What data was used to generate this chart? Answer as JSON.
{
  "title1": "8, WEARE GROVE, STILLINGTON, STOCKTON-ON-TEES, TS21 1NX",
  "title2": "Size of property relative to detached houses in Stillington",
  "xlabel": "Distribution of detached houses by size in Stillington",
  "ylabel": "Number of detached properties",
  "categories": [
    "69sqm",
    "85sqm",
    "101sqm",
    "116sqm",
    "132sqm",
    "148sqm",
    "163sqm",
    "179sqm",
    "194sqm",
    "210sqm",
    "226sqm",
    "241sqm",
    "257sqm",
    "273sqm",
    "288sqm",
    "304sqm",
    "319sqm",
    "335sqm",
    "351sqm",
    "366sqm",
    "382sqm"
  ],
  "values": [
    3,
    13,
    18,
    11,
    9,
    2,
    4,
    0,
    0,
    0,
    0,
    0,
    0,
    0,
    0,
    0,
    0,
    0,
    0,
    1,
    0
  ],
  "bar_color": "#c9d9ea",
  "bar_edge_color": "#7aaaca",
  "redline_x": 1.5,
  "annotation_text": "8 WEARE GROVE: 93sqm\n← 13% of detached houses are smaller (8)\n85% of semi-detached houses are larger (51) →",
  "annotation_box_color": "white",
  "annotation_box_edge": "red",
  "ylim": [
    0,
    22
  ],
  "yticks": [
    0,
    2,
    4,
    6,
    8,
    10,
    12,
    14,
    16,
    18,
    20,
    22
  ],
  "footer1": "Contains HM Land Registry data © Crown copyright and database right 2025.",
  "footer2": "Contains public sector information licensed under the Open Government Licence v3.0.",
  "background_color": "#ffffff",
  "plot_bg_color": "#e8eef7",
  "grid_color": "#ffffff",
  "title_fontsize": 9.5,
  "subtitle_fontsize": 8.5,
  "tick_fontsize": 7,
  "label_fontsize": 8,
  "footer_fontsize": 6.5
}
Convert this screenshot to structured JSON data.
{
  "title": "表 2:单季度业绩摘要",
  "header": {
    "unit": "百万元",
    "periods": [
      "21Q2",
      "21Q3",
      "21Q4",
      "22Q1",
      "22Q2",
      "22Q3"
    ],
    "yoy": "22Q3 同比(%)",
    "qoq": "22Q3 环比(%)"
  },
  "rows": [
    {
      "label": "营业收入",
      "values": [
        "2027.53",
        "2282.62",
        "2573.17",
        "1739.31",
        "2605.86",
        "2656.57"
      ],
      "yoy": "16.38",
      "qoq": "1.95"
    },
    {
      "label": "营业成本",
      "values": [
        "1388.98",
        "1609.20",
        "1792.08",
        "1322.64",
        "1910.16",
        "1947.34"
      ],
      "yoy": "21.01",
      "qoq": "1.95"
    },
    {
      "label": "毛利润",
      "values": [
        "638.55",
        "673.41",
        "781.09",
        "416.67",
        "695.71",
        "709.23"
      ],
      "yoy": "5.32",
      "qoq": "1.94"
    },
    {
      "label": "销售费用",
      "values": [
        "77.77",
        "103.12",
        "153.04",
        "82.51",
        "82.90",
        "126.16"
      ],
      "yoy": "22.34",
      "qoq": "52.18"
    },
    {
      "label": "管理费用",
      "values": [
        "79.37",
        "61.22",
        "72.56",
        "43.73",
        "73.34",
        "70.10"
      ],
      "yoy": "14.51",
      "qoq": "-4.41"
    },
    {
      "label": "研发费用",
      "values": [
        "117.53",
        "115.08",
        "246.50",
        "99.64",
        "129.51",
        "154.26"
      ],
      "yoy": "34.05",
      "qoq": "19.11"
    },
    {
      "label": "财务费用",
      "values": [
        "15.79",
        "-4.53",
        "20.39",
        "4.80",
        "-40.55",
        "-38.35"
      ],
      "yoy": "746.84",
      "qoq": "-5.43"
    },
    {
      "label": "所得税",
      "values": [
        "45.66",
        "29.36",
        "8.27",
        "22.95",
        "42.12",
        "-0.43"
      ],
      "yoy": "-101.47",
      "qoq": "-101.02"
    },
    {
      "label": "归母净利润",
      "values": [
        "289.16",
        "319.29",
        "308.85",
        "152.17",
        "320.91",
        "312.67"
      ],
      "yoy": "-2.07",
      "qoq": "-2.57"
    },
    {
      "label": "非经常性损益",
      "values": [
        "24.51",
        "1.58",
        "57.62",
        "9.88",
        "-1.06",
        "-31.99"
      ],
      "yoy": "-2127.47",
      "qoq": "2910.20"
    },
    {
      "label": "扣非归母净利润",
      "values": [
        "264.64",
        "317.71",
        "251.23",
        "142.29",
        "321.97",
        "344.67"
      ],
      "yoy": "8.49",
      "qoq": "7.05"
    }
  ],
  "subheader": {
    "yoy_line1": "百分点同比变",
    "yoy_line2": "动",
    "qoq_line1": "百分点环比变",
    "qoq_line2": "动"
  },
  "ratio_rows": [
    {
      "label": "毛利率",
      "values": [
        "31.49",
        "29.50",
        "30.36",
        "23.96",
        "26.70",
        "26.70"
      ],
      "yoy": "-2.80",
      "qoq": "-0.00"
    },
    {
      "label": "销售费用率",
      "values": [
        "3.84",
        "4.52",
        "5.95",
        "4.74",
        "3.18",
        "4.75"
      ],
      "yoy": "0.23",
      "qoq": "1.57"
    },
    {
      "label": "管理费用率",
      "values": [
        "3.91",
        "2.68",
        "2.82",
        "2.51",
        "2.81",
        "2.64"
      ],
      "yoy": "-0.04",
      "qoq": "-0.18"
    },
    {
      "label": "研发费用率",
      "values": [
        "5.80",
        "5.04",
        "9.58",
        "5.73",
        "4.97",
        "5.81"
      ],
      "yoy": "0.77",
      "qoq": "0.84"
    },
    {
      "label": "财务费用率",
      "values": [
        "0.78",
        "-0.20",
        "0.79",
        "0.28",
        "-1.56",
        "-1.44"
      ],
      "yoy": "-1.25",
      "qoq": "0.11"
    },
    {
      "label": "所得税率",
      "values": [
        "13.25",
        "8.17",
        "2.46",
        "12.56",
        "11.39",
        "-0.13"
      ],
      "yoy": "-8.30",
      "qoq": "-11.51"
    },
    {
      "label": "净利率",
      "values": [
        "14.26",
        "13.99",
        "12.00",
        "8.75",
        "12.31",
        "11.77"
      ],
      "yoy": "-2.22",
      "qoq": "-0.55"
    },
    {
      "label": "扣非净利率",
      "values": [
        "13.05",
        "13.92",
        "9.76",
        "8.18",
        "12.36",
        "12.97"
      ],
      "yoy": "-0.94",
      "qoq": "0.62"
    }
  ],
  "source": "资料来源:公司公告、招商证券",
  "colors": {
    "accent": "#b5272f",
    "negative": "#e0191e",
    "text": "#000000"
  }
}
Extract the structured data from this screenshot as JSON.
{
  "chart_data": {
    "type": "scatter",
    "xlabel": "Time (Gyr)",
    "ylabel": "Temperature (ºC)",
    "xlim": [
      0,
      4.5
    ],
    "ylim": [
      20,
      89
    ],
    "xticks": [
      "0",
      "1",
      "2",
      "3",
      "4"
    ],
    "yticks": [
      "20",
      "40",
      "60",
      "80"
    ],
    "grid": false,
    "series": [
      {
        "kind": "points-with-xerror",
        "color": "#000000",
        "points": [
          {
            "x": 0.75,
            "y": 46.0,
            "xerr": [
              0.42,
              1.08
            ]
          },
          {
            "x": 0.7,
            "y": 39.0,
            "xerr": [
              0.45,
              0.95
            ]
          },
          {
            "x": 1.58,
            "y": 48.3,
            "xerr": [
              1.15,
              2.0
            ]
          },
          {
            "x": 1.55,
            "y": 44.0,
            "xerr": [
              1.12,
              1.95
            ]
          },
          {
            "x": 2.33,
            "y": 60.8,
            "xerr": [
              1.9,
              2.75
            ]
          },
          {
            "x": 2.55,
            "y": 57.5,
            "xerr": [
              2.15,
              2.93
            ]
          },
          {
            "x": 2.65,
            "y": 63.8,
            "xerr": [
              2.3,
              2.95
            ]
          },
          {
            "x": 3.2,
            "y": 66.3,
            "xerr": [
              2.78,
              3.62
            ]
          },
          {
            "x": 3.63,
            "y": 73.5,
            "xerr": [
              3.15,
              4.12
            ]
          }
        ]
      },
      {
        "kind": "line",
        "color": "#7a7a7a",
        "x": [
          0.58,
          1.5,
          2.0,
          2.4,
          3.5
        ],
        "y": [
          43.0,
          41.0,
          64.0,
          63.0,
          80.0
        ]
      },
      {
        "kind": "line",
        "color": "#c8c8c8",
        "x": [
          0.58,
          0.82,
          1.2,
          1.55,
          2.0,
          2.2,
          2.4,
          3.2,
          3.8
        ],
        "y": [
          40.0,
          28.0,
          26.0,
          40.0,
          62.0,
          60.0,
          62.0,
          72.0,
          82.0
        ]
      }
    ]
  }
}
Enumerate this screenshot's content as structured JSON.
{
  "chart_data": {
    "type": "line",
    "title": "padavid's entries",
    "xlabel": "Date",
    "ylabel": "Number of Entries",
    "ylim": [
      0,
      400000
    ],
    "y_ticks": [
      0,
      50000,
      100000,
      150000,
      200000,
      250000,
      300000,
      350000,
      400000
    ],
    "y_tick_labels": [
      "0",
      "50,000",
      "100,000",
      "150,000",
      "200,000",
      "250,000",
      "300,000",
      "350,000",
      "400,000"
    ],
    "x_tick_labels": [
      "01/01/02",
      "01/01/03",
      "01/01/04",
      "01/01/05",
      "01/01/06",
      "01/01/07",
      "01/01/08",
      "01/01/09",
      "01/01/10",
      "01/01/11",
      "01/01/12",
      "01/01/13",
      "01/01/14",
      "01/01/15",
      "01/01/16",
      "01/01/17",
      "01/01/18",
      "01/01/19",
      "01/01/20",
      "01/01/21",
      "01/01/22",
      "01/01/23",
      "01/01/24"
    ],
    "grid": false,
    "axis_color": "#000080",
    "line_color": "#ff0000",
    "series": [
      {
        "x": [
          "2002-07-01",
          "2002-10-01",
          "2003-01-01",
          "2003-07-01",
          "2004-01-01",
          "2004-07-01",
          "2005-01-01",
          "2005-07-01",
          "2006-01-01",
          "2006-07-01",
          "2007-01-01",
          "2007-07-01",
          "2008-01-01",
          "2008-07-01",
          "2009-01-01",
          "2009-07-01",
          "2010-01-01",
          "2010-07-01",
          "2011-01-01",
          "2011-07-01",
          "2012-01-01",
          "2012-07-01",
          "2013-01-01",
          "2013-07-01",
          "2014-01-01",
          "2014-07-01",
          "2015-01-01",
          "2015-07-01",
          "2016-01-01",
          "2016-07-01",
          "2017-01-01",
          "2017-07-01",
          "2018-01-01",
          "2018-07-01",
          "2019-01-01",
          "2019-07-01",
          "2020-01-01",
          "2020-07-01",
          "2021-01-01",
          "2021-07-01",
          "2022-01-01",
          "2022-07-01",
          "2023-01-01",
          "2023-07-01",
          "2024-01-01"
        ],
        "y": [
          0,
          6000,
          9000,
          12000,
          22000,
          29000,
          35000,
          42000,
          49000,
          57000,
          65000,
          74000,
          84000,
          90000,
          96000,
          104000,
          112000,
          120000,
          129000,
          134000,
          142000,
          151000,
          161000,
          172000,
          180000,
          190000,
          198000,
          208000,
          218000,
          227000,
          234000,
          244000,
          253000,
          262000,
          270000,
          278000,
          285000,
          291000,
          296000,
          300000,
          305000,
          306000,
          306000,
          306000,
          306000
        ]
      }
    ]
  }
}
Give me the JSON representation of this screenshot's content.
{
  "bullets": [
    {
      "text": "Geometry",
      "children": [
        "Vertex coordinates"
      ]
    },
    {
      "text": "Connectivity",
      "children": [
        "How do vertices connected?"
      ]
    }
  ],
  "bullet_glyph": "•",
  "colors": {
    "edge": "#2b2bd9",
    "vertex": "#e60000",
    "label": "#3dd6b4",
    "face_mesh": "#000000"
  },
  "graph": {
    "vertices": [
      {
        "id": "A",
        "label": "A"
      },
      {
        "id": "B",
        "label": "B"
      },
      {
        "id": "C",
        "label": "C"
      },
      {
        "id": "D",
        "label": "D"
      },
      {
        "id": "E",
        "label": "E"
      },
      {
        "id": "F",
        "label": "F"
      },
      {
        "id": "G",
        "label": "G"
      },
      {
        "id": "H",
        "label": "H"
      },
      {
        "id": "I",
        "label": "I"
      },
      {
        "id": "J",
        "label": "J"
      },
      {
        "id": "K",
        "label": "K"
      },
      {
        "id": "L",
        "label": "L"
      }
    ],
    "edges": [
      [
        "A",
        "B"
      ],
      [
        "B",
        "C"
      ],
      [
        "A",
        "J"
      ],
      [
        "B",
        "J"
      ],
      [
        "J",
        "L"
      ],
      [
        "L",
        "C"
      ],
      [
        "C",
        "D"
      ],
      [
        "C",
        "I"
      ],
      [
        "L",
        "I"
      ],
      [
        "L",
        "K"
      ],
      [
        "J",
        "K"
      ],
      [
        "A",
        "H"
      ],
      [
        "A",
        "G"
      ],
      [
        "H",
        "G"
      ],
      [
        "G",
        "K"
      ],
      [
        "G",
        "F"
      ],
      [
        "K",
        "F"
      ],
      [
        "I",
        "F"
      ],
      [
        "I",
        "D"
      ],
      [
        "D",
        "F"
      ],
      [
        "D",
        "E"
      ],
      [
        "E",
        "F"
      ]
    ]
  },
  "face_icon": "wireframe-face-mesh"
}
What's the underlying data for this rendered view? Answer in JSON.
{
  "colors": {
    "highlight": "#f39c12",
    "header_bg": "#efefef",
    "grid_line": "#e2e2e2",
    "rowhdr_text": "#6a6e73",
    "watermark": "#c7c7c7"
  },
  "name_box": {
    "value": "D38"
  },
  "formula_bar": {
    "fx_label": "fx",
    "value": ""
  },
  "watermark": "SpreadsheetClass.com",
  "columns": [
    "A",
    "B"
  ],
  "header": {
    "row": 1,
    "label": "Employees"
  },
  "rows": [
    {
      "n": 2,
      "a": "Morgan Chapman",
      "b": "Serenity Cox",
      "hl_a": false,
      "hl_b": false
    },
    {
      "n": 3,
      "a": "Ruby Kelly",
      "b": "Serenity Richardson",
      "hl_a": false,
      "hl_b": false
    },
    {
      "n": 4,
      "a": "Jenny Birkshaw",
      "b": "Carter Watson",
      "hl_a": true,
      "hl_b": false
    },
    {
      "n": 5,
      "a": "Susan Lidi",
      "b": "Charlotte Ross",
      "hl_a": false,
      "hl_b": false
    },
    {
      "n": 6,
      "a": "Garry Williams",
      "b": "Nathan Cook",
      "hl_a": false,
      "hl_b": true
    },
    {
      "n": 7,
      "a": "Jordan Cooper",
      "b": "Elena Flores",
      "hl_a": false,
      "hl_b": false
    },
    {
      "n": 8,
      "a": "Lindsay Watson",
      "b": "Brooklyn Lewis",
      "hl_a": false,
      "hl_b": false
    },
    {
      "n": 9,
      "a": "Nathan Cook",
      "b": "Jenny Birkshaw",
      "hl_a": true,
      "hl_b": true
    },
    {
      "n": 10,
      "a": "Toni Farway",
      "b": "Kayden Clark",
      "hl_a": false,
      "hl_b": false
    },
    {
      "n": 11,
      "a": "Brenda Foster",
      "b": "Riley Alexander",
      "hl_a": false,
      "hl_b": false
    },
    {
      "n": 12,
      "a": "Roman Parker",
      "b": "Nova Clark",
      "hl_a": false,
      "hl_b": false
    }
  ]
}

- _Written task_: Find the word "xlabel" in the data and show each line that holds it.

- _Full answer_:
  "xlabel": "Distribution of detached houses by size in Stillington",
    "xlabel": "Time (Gyr)",
    "xlabel": "Date",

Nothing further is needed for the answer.